#### [Exercise details]
Will you put the lines between the ones holding "toolbar-item-log[interactable]: LOG xyxy=(140,2,171,14)" and "letter-button-d[interactable]: D xyxy=(513,30,522,42)", inclusive, into a Markdown table with the columns Row and Entry line, leaving out any blank lines?

=-=-=-=-=

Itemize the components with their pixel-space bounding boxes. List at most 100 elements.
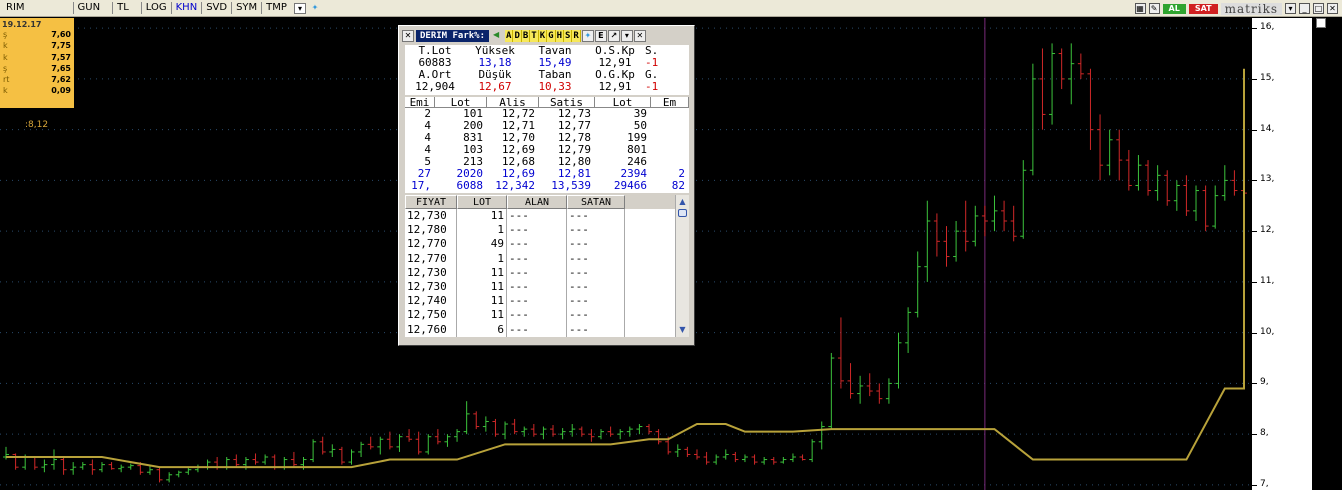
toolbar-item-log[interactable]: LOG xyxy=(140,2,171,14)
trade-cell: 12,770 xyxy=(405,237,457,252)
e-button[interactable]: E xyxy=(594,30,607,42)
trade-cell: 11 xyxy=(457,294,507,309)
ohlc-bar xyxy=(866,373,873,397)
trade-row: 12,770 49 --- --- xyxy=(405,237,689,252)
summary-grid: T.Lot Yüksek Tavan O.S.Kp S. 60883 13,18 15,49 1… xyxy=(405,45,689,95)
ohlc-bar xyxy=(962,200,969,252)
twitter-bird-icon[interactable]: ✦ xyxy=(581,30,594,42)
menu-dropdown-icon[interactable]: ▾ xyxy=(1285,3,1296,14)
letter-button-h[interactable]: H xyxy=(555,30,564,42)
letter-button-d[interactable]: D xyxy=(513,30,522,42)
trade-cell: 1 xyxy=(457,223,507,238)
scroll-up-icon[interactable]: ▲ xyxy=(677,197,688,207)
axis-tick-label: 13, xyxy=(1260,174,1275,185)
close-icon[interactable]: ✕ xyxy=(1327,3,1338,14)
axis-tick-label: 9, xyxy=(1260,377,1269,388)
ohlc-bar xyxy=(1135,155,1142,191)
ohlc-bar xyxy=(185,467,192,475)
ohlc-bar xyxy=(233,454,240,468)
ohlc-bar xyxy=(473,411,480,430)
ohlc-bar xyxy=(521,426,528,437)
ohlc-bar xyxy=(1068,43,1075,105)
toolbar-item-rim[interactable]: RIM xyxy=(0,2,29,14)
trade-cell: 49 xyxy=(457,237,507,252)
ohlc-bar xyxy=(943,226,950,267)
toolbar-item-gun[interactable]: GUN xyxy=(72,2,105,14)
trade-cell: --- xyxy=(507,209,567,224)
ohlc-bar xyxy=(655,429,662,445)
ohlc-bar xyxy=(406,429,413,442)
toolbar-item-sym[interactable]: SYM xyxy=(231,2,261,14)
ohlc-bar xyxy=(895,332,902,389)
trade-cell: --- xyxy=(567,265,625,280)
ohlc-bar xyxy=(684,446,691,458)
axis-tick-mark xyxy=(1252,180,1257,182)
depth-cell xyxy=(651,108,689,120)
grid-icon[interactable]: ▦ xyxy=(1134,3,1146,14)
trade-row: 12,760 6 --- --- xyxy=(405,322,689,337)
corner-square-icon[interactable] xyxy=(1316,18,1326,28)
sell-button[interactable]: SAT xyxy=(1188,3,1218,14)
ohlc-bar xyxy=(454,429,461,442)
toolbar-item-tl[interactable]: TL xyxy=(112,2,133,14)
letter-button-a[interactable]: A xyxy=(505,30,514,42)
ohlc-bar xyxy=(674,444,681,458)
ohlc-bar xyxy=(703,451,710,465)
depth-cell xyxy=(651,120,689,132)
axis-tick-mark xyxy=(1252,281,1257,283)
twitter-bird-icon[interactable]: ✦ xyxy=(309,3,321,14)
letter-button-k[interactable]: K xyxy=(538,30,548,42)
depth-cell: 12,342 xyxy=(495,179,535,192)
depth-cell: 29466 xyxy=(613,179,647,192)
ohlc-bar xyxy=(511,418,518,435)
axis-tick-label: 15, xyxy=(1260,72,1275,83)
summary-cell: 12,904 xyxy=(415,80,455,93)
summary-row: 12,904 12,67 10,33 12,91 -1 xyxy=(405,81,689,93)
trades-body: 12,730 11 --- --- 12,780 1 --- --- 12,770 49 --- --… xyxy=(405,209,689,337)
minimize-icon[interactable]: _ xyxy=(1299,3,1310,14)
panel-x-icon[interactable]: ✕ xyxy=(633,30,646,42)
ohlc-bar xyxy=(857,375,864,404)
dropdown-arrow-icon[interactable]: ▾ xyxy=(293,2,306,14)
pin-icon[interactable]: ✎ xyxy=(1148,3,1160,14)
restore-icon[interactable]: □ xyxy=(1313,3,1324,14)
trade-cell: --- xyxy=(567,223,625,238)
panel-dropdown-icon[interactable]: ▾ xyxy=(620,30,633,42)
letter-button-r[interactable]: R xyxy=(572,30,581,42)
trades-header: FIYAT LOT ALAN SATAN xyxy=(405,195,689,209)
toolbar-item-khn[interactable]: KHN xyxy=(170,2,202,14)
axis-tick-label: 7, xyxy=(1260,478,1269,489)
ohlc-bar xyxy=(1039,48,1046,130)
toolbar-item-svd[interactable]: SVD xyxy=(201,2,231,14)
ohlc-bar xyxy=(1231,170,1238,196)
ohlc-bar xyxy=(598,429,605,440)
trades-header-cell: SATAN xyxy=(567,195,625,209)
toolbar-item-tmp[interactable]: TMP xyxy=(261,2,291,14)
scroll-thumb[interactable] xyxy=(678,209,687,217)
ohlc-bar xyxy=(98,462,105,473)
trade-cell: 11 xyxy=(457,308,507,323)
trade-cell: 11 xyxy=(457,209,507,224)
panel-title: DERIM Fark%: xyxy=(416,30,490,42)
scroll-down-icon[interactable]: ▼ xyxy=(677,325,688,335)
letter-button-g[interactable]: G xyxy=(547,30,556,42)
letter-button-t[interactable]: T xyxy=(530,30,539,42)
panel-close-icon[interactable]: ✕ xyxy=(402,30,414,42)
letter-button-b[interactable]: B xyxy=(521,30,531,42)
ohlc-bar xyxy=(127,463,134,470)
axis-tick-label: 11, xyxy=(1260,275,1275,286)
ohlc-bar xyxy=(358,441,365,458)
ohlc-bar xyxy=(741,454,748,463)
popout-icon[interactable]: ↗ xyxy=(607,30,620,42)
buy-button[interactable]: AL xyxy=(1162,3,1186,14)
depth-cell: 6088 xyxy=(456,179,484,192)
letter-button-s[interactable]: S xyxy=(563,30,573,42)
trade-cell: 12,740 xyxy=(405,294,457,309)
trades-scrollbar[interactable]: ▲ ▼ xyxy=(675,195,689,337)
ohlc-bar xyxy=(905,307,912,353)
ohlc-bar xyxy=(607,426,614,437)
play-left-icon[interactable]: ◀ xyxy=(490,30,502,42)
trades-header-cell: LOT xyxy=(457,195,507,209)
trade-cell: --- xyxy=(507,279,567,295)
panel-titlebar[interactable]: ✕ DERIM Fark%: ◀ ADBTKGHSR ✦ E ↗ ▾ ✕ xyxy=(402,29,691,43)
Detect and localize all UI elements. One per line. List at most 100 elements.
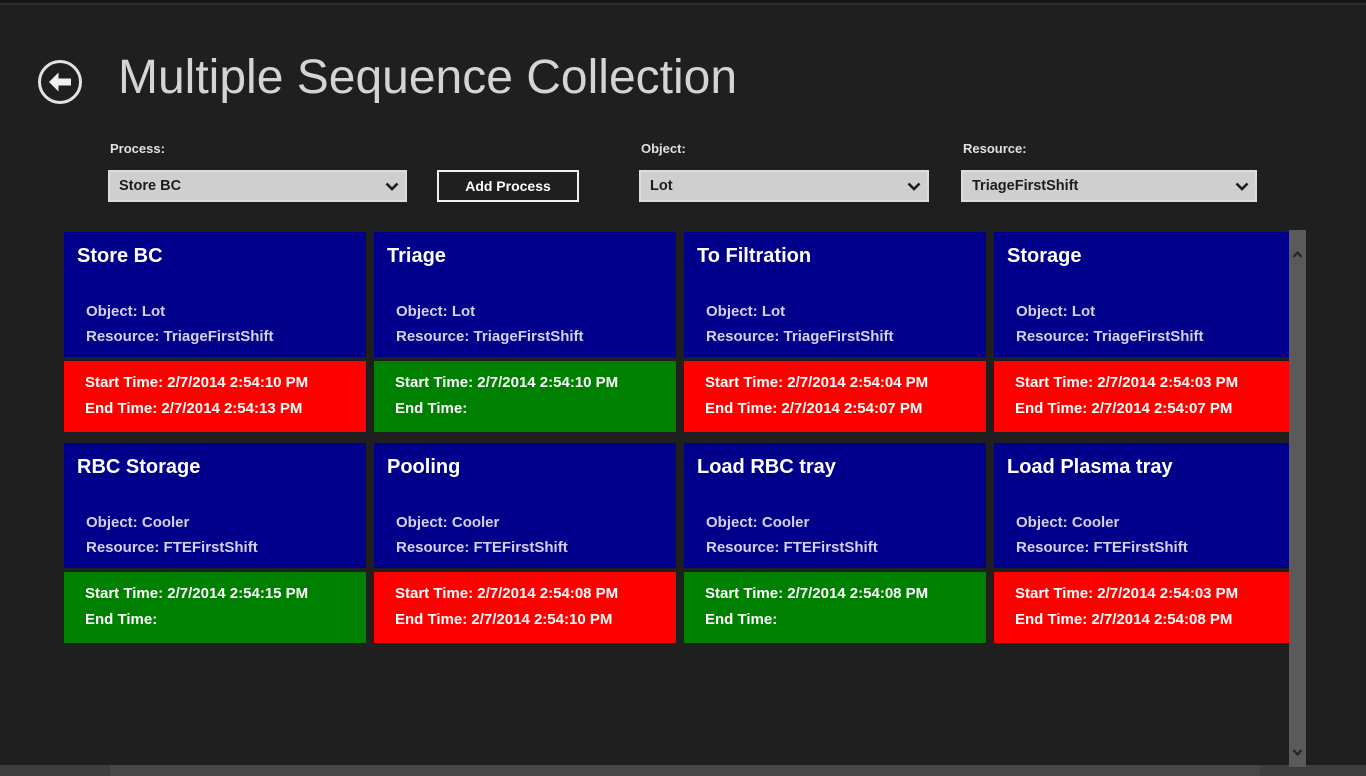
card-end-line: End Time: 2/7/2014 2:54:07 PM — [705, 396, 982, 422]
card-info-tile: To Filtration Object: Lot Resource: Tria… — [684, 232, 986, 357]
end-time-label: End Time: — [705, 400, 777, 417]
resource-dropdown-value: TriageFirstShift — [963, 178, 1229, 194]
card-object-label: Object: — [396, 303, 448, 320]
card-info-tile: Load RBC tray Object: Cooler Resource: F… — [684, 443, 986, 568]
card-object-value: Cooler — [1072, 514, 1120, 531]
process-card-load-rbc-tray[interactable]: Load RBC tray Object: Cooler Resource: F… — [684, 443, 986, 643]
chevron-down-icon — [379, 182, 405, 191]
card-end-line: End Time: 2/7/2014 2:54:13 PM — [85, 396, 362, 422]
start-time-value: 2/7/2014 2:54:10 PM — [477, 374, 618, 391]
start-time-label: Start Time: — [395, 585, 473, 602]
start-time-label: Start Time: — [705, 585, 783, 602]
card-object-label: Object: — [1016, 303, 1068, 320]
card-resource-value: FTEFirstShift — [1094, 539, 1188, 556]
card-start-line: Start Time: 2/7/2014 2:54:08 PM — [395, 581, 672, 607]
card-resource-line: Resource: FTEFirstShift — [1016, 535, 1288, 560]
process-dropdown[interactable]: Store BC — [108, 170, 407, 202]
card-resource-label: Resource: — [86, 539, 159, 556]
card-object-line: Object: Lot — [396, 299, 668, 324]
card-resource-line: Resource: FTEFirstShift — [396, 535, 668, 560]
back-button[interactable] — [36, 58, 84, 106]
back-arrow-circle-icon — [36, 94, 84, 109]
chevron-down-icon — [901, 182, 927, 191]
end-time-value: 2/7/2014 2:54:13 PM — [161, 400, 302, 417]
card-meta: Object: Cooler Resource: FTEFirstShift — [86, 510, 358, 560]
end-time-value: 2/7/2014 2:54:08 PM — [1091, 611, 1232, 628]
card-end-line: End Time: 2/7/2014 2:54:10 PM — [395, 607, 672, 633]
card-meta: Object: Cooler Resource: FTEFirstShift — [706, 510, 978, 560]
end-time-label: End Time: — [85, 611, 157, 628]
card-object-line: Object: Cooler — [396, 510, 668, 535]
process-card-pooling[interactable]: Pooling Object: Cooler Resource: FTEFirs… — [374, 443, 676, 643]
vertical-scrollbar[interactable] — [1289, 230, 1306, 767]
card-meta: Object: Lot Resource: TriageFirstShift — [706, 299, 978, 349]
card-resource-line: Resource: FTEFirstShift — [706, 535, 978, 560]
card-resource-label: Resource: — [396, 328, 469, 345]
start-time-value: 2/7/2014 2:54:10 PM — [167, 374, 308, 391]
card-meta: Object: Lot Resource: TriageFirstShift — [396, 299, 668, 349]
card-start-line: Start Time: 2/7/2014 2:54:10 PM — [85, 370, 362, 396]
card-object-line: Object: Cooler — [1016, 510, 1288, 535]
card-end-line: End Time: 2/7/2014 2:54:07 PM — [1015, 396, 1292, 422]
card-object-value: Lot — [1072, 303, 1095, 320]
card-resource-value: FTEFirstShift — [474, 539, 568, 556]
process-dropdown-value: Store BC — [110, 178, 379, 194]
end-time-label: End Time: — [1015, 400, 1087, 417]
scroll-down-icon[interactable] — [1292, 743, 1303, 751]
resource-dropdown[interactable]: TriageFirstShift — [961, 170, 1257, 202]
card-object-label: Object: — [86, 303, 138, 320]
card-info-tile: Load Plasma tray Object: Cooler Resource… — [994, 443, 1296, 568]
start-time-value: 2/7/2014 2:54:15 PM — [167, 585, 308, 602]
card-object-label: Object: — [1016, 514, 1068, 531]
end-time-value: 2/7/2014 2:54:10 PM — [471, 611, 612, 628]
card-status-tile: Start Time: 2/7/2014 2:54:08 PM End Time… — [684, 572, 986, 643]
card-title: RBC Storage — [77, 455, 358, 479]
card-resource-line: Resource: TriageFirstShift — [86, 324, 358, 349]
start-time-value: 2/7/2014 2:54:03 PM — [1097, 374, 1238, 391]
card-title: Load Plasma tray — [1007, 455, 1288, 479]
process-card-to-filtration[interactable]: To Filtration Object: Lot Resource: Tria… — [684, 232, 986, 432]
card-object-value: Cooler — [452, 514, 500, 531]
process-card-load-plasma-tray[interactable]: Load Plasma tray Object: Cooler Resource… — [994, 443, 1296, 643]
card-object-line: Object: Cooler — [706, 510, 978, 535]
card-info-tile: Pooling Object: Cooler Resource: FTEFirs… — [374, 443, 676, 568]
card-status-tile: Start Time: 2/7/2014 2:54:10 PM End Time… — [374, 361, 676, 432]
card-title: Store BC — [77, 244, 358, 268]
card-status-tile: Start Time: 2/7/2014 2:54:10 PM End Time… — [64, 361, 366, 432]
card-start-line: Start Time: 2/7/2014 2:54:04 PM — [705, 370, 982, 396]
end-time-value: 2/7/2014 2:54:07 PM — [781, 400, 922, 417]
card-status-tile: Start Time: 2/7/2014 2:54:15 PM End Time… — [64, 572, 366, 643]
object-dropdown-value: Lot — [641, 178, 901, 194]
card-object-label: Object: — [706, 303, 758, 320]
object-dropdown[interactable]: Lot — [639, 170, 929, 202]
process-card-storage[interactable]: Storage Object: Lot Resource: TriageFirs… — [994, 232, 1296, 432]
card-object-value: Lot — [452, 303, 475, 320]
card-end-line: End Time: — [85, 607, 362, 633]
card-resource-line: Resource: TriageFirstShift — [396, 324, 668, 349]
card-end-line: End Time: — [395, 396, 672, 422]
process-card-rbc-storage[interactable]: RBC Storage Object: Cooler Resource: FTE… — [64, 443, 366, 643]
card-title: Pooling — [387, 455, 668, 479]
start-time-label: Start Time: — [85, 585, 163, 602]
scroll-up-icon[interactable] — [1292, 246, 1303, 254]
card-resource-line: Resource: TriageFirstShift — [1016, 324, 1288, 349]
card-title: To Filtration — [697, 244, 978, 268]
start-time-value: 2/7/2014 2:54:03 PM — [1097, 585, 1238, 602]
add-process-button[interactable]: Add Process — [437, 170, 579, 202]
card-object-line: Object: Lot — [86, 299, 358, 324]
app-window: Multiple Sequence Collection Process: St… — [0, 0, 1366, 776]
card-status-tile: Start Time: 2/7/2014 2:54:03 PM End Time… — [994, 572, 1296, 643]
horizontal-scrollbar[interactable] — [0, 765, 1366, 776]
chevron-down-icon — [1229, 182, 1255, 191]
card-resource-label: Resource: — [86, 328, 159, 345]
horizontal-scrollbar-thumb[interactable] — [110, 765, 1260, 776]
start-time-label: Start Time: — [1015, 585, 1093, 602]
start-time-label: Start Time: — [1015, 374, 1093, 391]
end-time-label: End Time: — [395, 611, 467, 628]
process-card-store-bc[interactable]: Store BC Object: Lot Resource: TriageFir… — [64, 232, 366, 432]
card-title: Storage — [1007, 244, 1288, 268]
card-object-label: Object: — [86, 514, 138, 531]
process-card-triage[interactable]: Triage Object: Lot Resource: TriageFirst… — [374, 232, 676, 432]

=-=-=-=-=

#### [Correct answer]
| Row | Entry line |
|---|---|
| 1 | toolbar-item-log[interactable]: LOG xyxy=(140,2,171,14) |
| 2 | trade-cell: 12,770 xyxy=(405,237,457,252) |
| 3 | e-button[interactable]: E xyxy=(594,30,607,42) |
| 4 | trade-cell: 11 xyxy=(457,294,507,309) |
| 5 | ohlc-bar xyxy=(866,373,873,397) |
| 6 | trade-row: 12,770 49 --- --- xyxy=(405,237,689,252) |
| 7 | summary-grid: T.Lot Yüksek Tavan O.S.Kp S. 60883 13,18 15,49 1… xyxy=(405,45,689,95) |
| 8 | ohlc-bar xyxy=(962,200,969,252) |
| 9 | twitter-bird-icon[interactable]: ✦ xyxy=(581,30,594,42) |
| 10 | menu-dropdown-icon[interactable]: ▾ xyxy=(1285,3,1296,14) |
| 11 | letter-button-h[interactable]: H xyxy=(555,30,564,42) |
| 12 | letter-button-d[interactable]: D xyxy=(513,30,522,42) |